> _AIM OF THE EXERCISE_
From the listing below, pick out each line with the word "fazla".

===

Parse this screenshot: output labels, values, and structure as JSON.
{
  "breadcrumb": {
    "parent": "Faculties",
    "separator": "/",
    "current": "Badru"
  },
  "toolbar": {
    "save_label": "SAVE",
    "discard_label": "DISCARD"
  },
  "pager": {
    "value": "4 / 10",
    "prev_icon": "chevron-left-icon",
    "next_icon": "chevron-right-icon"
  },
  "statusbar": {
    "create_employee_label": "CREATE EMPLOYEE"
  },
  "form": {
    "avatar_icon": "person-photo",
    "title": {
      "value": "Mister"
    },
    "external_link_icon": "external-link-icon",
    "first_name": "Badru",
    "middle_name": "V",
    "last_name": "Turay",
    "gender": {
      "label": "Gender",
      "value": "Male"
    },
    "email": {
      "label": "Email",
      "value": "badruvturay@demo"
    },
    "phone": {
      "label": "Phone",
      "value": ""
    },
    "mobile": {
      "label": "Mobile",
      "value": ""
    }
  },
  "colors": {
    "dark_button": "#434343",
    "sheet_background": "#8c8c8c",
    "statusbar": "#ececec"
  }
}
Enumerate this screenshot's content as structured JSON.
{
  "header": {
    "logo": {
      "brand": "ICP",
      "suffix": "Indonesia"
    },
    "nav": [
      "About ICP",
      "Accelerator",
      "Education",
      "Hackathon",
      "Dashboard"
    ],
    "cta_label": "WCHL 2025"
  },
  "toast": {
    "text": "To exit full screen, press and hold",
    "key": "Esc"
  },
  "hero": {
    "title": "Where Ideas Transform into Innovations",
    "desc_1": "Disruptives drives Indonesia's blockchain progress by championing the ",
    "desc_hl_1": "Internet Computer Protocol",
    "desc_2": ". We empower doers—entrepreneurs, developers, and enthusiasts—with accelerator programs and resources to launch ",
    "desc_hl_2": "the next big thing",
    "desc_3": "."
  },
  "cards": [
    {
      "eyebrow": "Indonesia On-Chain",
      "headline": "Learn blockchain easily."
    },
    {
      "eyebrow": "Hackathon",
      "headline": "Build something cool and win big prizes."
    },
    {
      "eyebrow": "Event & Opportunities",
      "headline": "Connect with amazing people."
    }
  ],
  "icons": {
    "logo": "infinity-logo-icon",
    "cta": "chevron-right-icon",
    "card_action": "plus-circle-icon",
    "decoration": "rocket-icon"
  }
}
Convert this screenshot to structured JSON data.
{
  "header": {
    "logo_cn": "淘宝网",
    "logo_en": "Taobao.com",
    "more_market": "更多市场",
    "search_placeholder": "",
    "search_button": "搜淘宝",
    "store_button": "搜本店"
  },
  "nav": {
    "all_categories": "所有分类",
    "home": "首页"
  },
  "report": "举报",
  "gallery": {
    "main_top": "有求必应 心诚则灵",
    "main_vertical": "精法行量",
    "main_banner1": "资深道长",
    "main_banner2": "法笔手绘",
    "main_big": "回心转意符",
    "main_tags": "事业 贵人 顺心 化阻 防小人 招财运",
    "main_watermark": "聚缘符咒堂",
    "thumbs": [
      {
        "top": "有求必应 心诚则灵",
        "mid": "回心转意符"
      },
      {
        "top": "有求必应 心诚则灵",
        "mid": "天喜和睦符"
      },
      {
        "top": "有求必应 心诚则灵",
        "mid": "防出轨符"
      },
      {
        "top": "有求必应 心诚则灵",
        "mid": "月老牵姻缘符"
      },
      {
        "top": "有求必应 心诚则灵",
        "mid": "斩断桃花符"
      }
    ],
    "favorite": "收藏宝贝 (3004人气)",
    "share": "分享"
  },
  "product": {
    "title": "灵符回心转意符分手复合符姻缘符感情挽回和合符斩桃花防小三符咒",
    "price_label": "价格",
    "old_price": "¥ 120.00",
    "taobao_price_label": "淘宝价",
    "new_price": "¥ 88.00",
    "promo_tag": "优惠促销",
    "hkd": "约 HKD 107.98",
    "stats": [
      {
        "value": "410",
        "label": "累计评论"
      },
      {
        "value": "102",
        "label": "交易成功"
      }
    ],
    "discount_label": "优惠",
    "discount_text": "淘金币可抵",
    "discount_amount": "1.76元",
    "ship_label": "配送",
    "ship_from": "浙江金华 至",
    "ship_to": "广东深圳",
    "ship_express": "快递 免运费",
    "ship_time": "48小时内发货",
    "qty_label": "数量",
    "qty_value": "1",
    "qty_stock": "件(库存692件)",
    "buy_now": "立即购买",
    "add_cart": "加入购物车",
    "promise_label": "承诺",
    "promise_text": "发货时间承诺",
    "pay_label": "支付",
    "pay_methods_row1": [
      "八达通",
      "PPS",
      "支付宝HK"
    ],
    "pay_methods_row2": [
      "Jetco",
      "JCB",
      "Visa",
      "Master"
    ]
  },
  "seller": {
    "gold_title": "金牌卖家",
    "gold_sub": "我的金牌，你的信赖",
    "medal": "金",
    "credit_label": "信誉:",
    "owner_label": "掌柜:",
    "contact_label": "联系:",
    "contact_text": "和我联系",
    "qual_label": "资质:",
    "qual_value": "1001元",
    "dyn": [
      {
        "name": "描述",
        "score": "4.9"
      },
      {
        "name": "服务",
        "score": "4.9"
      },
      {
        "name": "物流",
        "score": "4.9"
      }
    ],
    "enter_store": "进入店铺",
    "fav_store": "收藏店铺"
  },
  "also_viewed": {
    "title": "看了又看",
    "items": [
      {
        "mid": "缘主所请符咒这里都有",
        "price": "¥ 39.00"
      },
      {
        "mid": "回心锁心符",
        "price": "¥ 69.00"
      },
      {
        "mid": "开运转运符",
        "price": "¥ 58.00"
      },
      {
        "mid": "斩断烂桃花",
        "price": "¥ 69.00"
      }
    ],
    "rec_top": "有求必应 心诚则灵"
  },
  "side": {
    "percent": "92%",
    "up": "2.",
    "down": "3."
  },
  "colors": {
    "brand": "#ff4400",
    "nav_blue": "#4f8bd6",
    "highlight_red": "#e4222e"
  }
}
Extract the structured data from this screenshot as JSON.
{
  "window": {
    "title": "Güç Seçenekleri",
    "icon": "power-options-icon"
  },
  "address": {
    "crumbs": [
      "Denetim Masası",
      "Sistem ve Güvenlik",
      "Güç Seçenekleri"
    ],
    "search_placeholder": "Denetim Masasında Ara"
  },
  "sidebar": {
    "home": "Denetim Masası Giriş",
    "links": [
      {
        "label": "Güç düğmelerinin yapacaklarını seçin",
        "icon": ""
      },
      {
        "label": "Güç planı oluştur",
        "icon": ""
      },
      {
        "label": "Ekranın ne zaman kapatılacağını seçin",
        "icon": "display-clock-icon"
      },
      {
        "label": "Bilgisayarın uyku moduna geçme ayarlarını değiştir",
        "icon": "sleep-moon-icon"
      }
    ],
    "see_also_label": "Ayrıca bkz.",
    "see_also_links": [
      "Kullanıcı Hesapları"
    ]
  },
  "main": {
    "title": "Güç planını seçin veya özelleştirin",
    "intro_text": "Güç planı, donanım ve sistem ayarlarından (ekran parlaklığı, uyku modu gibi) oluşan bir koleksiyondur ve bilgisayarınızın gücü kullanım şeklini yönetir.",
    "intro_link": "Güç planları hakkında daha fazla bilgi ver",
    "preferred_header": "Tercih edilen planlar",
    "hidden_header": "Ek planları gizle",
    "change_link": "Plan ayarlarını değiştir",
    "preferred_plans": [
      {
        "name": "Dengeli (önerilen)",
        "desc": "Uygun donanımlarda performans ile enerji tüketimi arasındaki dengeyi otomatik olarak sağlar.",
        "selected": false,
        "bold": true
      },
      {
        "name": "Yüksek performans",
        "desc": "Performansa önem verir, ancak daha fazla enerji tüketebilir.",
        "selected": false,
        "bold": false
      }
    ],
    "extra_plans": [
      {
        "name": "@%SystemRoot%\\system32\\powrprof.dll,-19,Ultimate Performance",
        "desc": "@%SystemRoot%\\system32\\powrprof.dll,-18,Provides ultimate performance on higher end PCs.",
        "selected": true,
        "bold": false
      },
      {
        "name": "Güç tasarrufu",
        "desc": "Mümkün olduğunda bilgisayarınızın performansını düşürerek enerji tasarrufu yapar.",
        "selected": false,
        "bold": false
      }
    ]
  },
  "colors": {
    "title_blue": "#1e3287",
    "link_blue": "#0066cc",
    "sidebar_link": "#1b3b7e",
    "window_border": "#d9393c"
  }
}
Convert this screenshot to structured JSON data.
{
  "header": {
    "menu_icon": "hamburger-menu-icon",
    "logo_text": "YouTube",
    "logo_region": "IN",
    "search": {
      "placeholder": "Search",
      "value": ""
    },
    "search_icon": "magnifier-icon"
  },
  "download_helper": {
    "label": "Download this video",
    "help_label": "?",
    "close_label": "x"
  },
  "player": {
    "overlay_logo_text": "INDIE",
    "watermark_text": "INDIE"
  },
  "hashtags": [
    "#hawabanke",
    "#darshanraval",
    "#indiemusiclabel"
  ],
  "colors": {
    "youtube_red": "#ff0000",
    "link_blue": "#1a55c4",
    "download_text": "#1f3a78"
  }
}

===

> _TASK ANSWER_
    "intro_link": "Güç planları hakkında daha fazla bilgi ver",
        "desc": "Performansa önem verir, ancak daha fazla enerji tüketebilir.",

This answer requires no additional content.